What needs to be done: Print every line of the items below word for word, leaving out the pictures.

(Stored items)
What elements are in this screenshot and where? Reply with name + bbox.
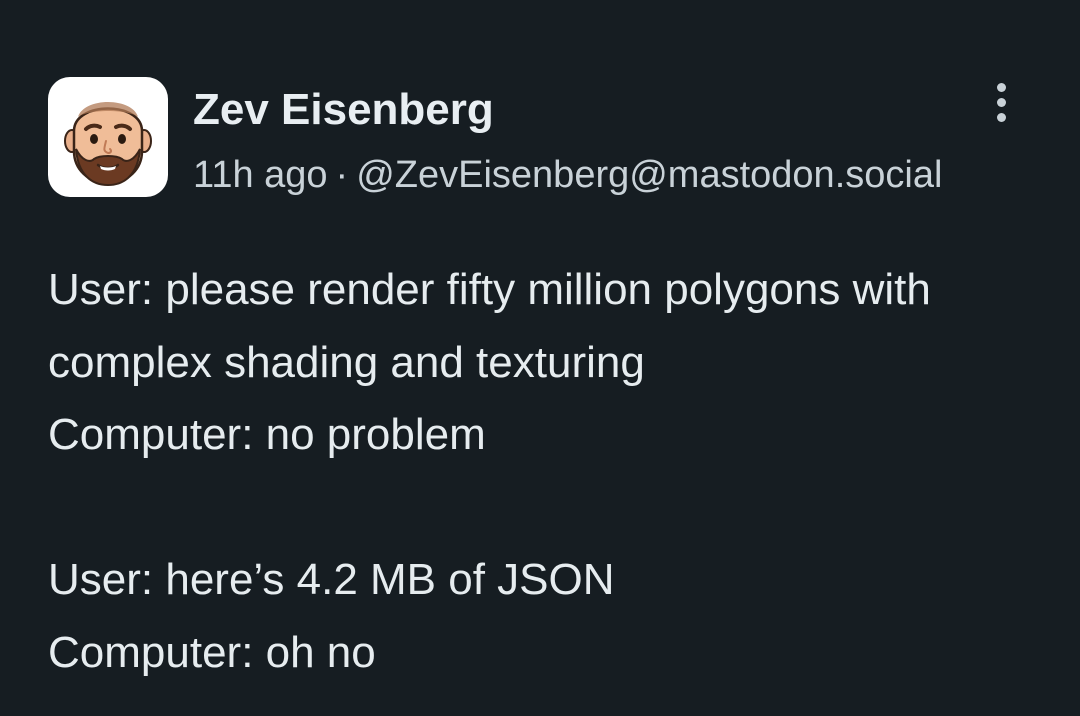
author-avatar[interactable]: [48, 77, 168, 197]
content-line: Computer: no problem: [48, 410, 486, 459]
content-line: User: here’s 4.2 MB of JSON: [48, 555, 615, 604]
post-meta: 11h ago · @ZevEisenberg@mastodon.social: [193, 152, 942, 198]
content-line: complex shading and texturing: [48, 337, 645, 387]
meta-separator: ·: [335, 154, 349, 196]
content-line: User: please render fifty million polygo…: [48, 265, 931, 314]
content-blank-line: [48, 472, 1058, 545]
more-options-button[interactable]: [982, 80, 1022, 126]
author-handle[interactable]: @ZevEisenberg@mastodon.social: [356, 154, 942, 196]
author-display-name[interactable]: Zev Eisenberg: [193, 84, 494, 136]
bitmoji-avatar-icon: [64, 102, 152, 187]
post-card: Zev Eisenberg 11h ago · @ZevEisenberg@mast…: [0, 0, 1080, 716]
post-content: User: please render fifty million polygo…: [48, 254, 1058, 689]
content-line: Computer: oh no: [48, 627, 376, 677]
post-timestamp[interactable]: 11h ago: [193, 154, 328, 196]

Completed task:
What elements are in this screenshot and where? Reply with name + bbox.
author-avatar[interactable]: [48, 77, 168, 197]
content-line: Computer: no problem: [48, 410, 486, 459]
content-line: User: here’s 4.2 MB of JSON: [48, 555, 615, 604]
post-meta: 11h ago · @ZevEisenberg@mastodon.social: [193, 152, 942, 198]
content-line: complex shading and texturing: [48, 337, 645, 387]
meta-separator: ·: [335, 154, 349, 196]
content-line: User: please render fifty million polygo…: [48, 265, 931, 314]
content-blank-line: [48, 472, 1058, 545]
more-options-button[interactable]: [982, 80, 1022, 126]
author-handle[interactable]: @ZevEisenberg@mastodon.social: [356, 154, 942, 196]
author-display-name[interactable]: Zev Eisenberg: [193, 84, 494, 136]
bitmoji-avatar-icon: [64, 102, 152, 187]
post-card: Zev Eisenberg 11h ago · @ZevEisenberg@mast…: [0, 0, 1080, 716]
post-content: User: please render fifty million polygo…: [48, 254, 1058, 689]
content-line: Computer: oh no: [48, 627, 376, 677]
post-timestamp[interactable]: 11h ago: [193, 154, 328, 196]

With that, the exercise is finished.